● **STATED PROBLEM**:
Below are some entries. Copy each line that holds the string "trosartikeln".
===== RECORDS FOR THIS TASK
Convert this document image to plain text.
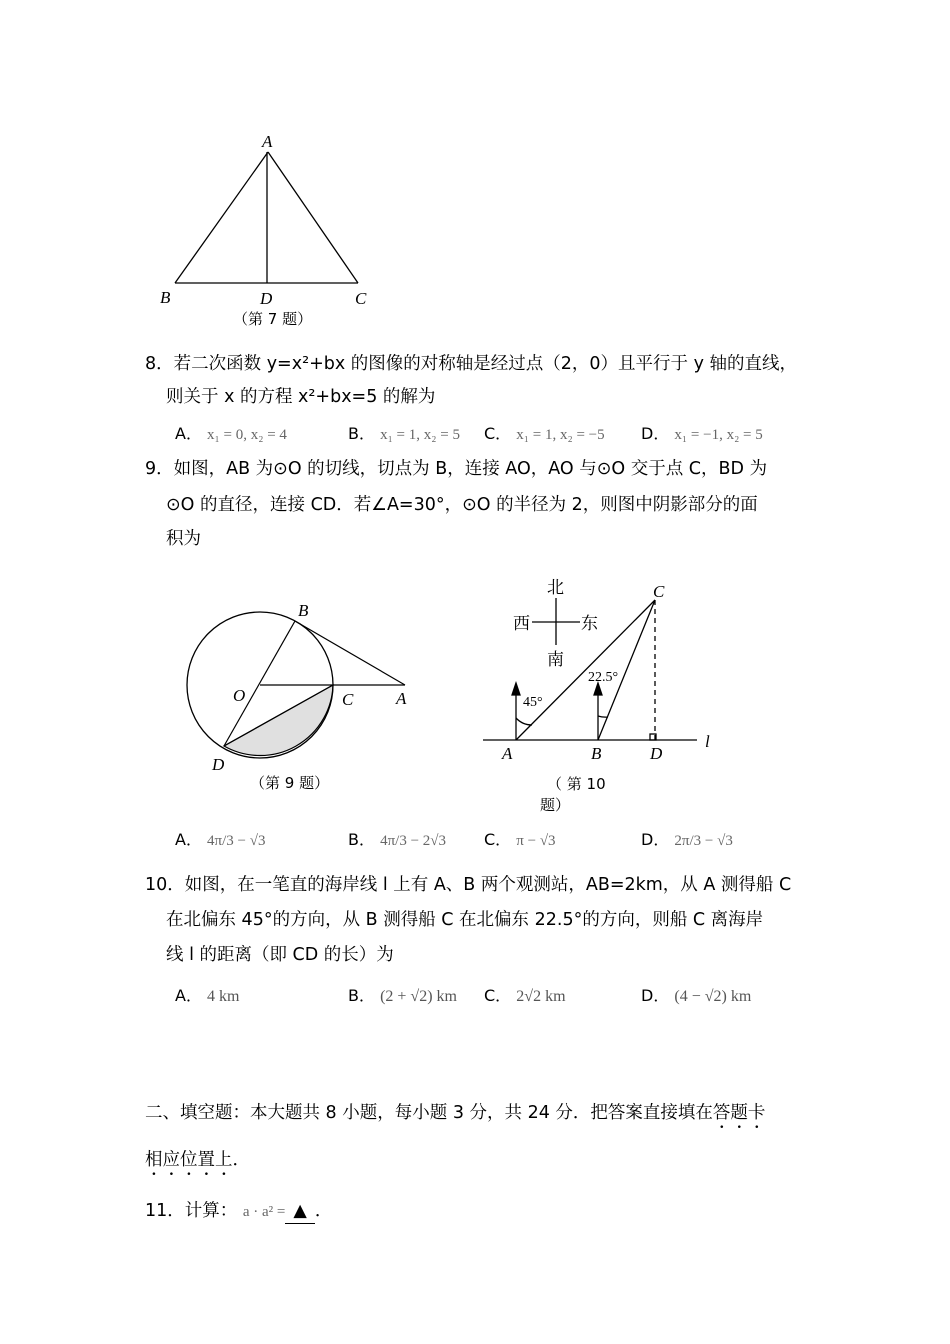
A
B	D	C
B
O	C	A
D
北
西	东
南
45°
22.5°
C
A	B	D
l
（第 7 题）
（第 9 题）	（ 第 10
题）
8．若二次函数 y=x²+bx 的图像的对称轴是经过点（2，0）且平行于 y 轴的直线，
则关于 x 的方程 x²+bx=5 的解为
A． x₁ = 0, x₂ = 4	B． x₁ = 1, x₂ = 5 C． x₁ = 1, x₂ = −5 D． x₁ = −1, x₂ = 5
9．如图，AB 为⊙O 的切线，切点为 B，连接 AO，AO 与⊙O 交于点 C，BD 为
⊙O 的直径，连接 CD．若∠A=30°，⊙O 的半径为 2，则图中阴影部分的面
积为
A． 4π/3 − √3	B． 4π/3 − 2√3 C． π − √3	D． 2π/3 − √3
10．如图，在一笔直的海岸线 l 上有 A、B 两个观测站，AB=2km，从 A 测得船 C
在北偏东 45°的方向，从 B 测得船 C 在北偏东 22.5°的方向，则船 C 离海岸
线 l 的距离（即 CD 的长）为
A． 4 km	B． (2 + √2) km C． 2√2 km	D． (4 − √2) km
二、填空题：本大题共 8 小题，每小题 3 分，共 24 分．把答案直接填在答题卡
相应位置上．
11．计算： a · a² = ▲ ．
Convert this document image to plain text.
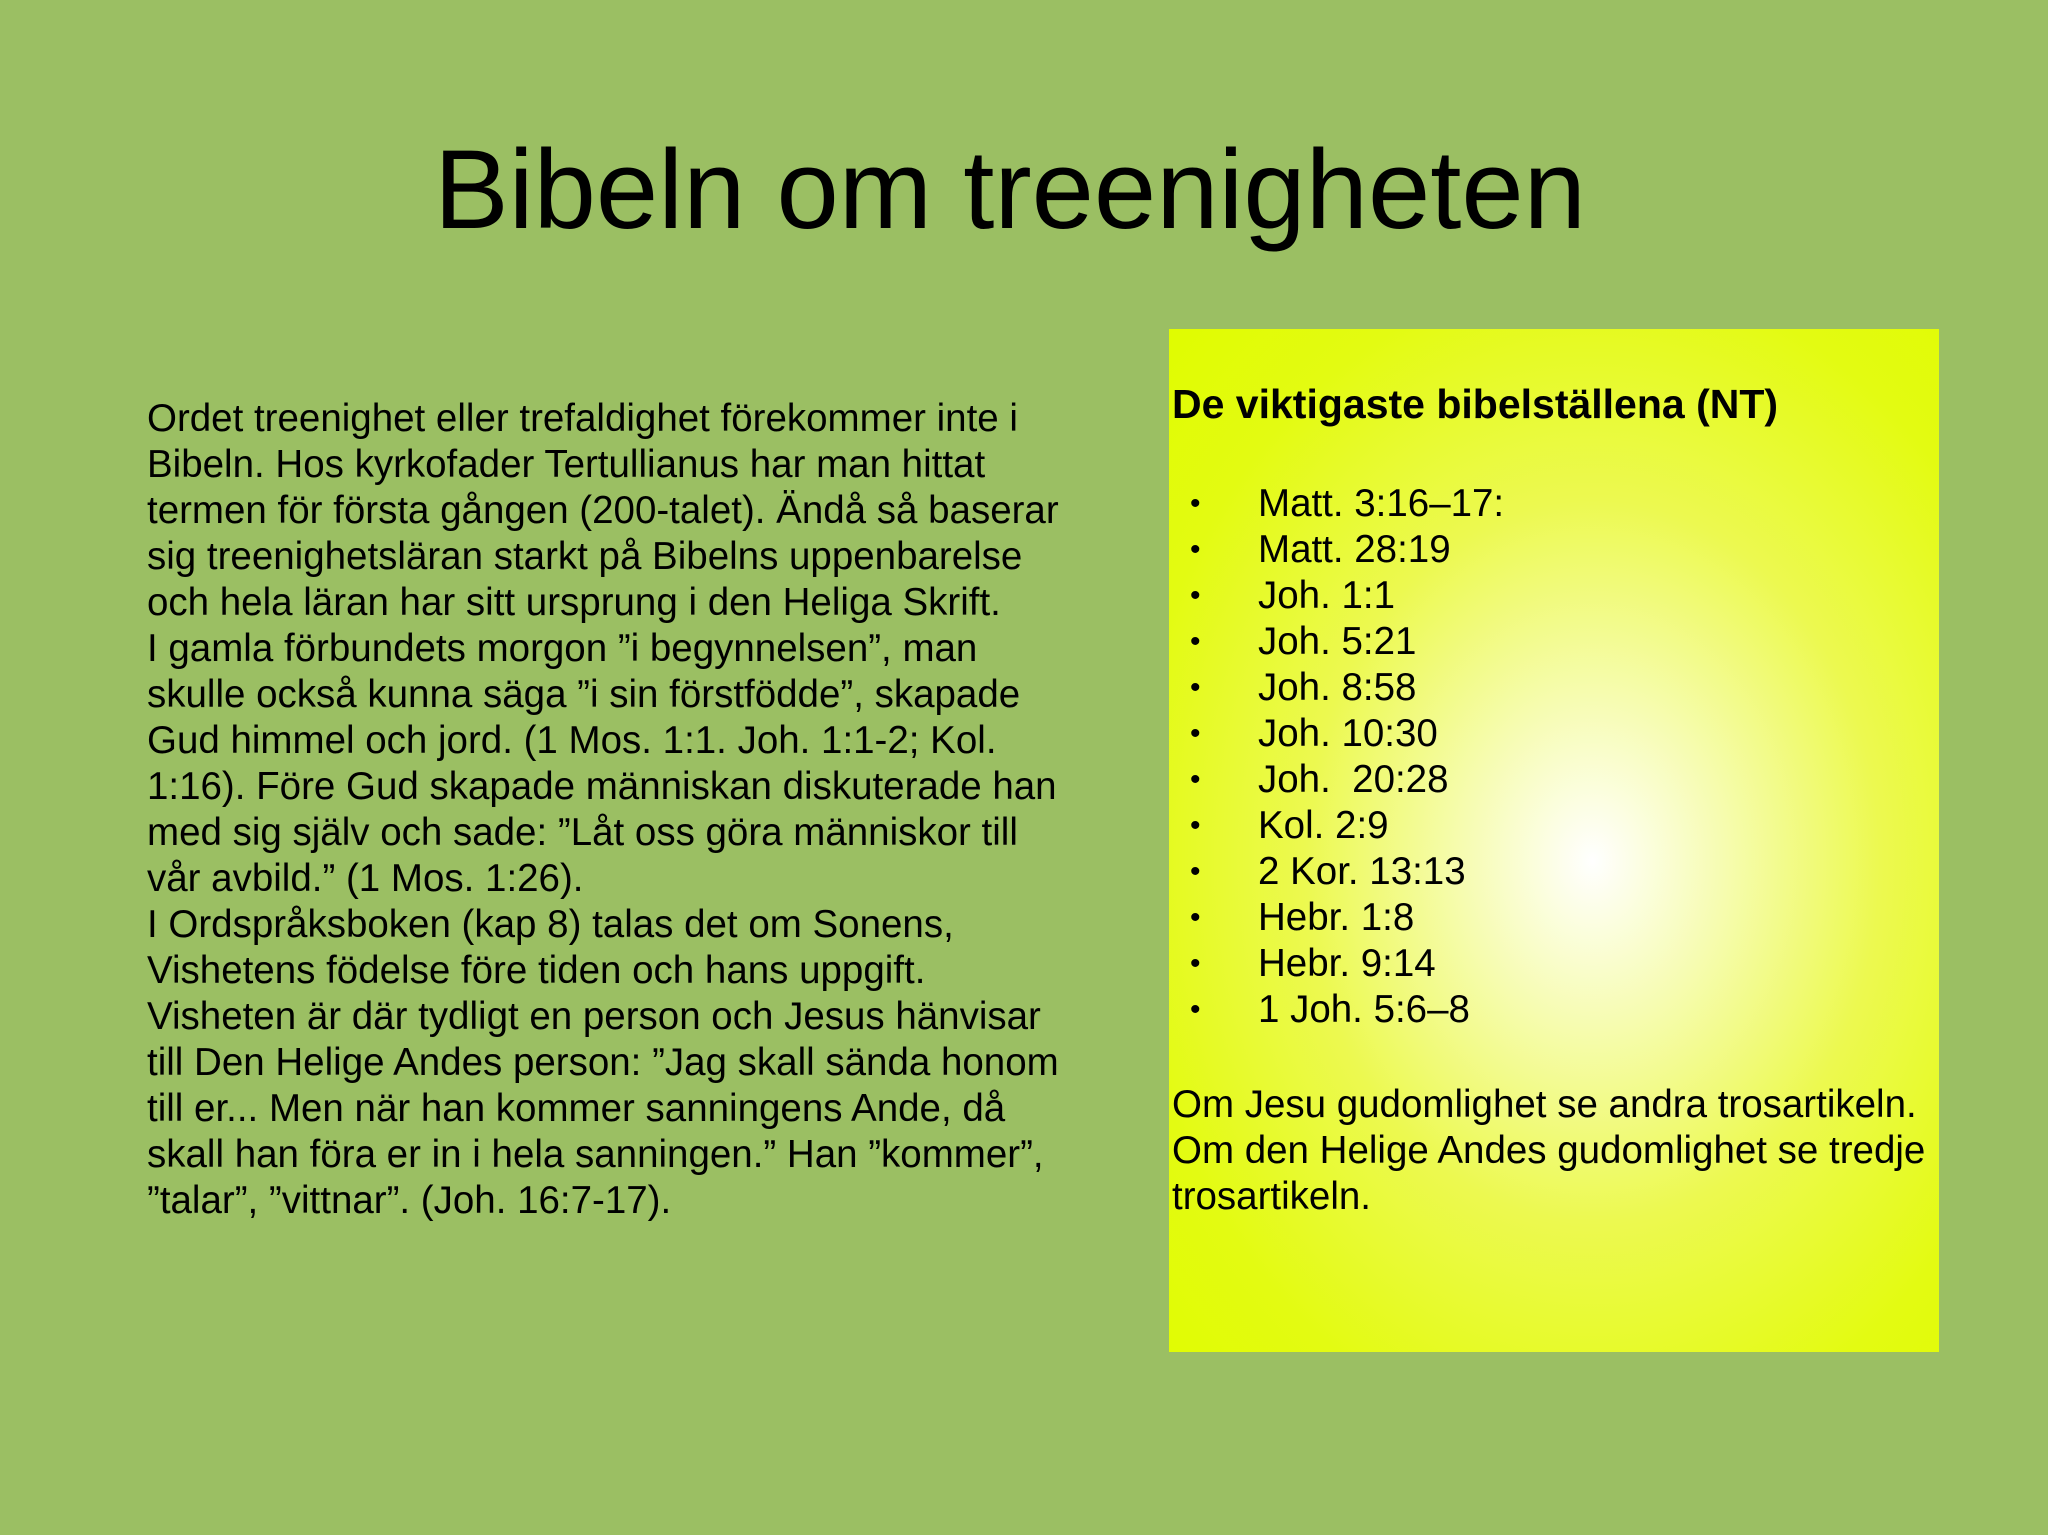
Bibeln om treenigheten

Ordet treenighet eller trefaldighet förekommer inte i Bibeln. Hos kyrkofader Tertullianus har man hittat termen för första gången (200-talet). Ändå så baserar sig treenighetsläran starkt på Bibelns uppenbarelse och hela läran har sitt ursprung i den Heliga Skrift.

I gamla förbundets morgon ”i begynnelsen”, man skulle också kunna säga ”i sin förstfödde”, skapade Gud himmel och jord. (1 Mos. 1:1. Joh. 1:1-2; Kol. 1:16). Före Gud skapade människan diskuterade han med sig själv och sade: ”Låt oss göra människor till vår avbild.” (1 Mos. 1:26).

I Ordspråksboken (kap 8) talas det om Sonens, Vishetens födelse före tiden och hans uppgift. Visheten är där tydligt en person och Jesus hänvisar till Den Helige Andes person: ”Jag skall sända honom till er... Men när han kommer sanningens Ande, då skall han föra er in i hela sanningen.” Han ”kommer”, ”talar”, ”vittnar”. (Joh. 16:7-17).

De viktigaste bibelställena (NT)
• Matt. 3:16–17:
• Matt. 28:19
• Joh. 1:1
• Joh. 5:21
• Joh. 8:58
• Joh. 10:30
• Joh.  20:28
• Kol. 2:9
• 2 Kor. 13:13
• Hebr. 1:8
• Hebr. 9:14
• 1 Joh. 5:6–8

Om Jesu gudomlighet se andra trosartikeln.

Om den Helige Andes gudomlighet se tredje trosartikeln.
==========
● **FINAL RESULT**:
Om Jesu gudomlighet se andra trosartikeln.
Om den Helige Andes gudomlighet se tredje trosartikeln.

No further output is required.